* [Directions for this task]
Among the entries, which lines carry the string "revi"? Copy each of them.

(Dataset records)

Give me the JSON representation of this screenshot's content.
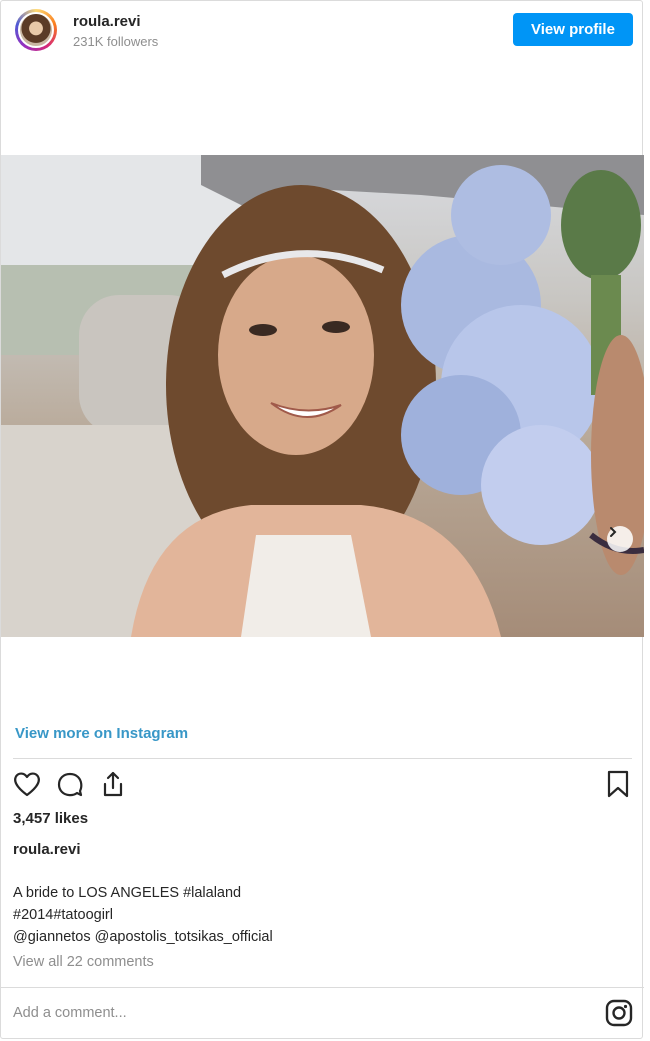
{
  "header": {
    "username": "roula.revi",
    "followers": "231K followers",
    "view_profile_label": "View profile"
  },
  "post": {
    "view_more_label": "View more on Instagram",
    "likes": "3,457 likes",
    "author": "roula.revi",
    "caption_lines": [
      "A bride to LOS ANGELES #lalaland",
      "#2014#tatoogirl",
      "@giannetos @apostolis_totsikas_official"
    ],
    "view_comments_label": "View all 22 comments"
  },
  "footer": {
    "add_comment_placeholder": "Add a comment..."
  },
  "icons": {
    "like": "heart-icon",
    "comment": "comment-icon",
    "share": "share-icon",
    "save": "bookmark-icon",
    "carousel_next": "chevron-right-icon",
    "instagram": "instagram-icon"
  },
  "colors": {
    "accent_button": "#0095f6",
    "link": "#3897c7",
    "muted_text": "#8e8e8e"
  }
}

* [Worked solution]
    "username": "roula.revi",
    "author": "roula.revi",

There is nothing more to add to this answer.